__Exercise__.
Copy the passage of the Panoxyl review between "Saturday, 14 January" and "with my skin.", inclusive, without changing a word.

__Source document__.
Saturday, 14 January 2012

Panoxyl 5% Gel

Recently I have had such awful skin! I've started going to the gym loads more & do a lot of exercise classes & I think getting so hot & sweaty (oh how attractive) so often, has played havoc with my skin.

When I was about 12-16 I suffered with acne and was prescribed Panoxyl 5% gel by my doctor. It worked for me back then so now at the age of 20 & my horrible skin has made a new appearance I thought I'd go and purchase a tube of it. It cost me £3:67 from a Lloyds Pharmacy from where I live in the UK. I couldn't be bothered with going to the drs again so just cut out the middle man & got it myself.

Panoxyl is a drying product. It contains benzyl paroxide which is used to treat acne. You have to apply a tiny amount onto the affected area of skin & let it absorb. I'm on day 4 now & have applied it every evening. I put it on after taking all my makeup off & cleansing my face as normal, around 2 hours before I go to bed. Then before I get into bed I apply my normal moisturiser as this will dry your face out no end.

__Entries supplied__.
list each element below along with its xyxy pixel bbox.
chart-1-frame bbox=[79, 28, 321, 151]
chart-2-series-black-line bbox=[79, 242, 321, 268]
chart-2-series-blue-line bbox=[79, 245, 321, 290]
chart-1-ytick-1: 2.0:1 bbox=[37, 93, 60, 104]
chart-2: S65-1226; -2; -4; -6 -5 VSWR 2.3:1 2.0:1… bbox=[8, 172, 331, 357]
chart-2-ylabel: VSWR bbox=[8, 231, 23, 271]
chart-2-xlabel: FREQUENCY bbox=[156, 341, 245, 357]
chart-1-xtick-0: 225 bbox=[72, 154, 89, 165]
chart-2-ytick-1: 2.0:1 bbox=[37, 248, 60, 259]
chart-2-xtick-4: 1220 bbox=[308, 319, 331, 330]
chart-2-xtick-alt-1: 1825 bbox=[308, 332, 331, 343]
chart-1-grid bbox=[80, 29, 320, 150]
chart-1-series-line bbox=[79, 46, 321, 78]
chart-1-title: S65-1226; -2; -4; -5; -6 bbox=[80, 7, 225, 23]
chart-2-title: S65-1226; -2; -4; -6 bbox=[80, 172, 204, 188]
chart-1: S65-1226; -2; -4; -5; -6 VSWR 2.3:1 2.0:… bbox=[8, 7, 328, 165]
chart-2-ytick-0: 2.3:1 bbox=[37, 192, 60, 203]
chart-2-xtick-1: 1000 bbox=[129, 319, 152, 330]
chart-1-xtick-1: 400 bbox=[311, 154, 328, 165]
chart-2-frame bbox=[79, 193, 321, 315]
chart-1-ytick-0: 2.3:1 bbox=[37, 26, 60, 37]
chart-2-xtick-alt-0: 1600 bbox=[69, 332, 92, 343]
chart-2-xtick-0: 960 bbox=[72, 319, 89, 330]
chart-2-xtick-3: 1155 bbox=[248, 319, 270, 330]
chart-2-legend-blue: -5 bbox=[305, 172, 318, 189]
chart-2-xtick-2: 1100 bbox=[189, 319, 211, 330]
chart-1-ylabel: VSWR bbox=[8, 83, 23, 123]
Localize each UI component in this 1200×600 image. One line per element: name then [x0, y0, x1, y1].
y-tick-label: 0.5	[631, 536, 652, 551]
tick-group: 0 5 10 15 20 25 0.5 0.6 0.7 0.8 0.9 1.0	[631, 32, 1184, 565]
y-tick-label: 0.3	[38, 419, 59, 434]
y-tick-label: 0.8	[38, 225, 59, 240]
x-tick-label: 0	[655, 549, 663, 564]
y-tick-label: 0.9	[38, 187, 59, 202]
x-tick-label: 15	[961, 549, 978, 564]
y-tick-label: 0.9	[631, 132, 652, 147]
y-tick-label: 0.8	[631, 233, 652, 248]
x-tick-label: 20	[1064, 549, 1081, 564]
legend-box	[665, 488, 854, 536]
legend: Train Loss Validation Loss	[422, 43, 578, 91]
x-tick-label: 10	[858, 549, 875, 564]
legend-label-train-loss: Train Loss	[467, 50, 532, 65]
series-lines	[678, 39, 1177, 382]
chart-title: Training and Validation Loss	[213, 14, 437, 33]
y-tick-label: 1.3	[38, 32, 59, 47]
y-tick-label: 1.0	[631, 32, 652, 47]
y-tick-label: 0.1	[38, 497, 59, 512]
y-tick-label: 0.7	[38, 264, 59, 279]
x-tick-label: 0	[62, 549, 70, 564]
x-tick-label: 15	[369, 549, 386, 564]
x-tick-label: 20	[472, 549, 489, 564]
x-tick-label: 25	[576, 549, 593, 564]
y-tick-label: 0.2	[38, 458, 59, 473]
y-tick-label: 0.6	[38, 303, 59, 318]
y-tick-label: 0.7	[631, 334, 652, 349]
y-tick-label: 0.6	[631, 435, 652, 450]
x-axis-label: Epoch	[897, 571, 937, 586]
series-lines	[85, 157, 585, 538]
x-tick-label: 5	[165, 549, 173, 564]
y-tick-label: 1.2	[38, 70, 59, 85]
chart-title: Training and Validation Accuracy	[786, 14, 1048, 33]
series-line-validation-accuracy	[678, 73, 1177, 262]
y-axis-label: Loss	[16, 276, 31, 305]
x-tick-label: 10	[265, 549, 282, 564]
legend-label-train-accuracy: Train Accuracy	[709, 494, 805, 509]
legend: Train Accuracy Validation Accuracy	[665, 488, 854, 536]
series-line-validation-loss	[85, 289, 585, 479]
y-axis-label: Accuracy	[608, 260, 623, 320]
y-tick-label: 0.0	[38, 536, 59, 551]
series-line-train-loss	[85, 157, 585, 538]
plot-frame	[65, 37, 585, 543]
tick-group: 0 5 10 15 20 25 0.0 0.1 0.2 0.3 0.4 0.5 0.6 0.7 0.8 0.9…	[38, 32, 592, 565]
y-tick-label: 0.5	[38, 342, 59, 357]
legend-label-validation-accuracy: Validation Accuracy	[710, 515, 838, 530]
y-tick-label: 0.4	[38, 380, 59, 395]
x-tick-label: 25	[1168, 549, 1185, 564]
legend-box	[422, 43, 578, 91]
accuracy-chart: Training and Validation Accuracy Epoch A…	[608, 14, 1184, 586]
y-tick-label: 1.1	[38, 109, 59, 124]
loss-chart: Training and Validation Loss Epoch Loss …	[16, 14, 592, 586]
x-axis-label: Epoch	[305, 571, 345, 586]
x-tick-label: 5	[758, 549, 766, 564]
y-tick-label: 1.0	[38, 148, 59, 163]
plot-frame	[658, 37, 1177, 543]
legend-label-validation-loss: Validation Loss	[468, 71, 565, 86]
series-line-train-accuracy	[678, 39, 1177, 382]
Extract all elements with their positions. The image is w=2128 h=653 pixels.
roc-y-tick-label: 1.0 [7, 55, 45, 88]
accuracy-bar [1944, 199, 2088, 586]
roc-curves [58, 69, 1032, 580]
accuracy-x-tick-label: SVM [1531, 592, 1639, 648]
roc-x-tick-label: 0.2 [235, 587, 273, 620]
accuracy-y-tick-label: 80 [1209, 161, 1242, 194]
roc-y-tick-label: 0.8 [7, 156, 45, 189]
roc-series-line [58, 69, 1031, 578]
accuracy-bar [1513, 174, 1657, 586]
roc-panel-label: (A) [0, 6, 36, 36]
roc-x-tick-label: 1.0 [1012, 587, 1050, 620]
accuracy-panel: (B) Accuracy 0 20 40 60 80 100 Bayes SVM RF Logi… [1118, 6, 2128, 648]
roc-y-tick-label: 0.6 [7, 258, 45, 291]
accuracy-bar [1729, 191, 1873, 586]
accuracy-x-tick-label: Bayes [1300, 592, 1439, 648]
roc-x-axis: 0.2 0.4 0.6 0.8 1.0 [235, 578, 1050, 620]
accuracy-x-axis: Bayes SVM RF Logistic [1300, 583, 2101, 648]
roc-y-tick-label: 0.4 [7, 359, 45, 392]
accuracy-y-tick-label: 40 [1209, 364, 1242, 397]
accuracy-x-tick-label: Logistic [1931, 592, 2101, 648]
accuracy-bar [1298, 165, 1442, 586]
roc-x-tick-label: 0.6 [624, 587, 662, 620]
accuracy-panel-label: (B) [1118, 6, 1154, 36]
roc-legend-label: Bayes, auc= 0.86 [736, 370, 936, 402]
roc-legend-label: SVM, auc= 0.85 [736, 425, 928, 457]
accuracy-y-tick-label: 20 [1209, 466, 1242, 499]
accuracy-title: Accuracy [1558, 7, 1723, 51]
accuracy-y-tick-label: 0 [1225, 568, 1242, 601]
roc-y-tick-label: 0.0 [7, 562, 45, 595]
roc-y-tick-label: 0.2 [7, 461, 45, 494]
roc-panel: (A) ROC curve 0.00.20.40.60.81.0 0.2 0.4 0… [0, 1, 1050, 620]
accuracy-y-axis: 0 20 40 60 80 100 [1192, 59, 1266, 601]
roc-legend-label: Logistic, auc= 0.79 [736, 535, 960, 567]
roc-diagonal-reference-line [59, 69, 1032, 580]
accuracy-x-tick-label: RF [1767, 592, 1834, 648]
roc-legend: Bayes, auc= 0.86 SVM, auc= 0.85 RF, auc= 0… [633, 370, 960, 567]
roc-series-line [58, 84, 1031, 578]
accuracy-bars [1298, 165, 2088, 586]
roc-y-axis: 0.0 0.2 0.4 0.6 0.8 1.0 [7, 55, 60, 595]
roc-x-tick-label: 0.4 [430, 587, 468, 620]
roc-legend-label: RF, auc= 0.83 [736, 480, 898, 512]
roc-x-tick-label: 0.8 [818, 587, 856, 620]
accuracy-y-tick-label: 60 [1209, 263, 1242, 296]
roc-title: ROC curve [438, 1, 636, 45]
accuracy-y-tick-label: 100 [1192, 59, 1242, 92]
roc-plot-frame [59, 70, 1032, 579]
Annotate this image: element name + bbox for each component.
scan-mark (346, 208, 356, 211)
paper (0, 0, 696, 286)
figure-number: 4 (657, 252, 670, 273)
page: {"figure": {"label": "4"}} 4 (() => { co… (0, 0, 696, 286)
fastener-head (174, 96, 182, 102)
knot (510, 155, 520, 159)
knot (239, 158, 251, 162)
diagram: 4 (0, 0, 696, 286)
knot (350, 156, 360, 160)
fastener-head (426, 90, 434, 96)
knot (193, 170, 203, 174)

__Answer area__.
Saturday, 14 January 2012

Panoxyl 5% Gel

Recently I have had such awful skin! I've started going to the gym loads more & do a lot of exercise classes & I think getting so hot & sweaty (oh how attractive) so often, has played havoc with my skin.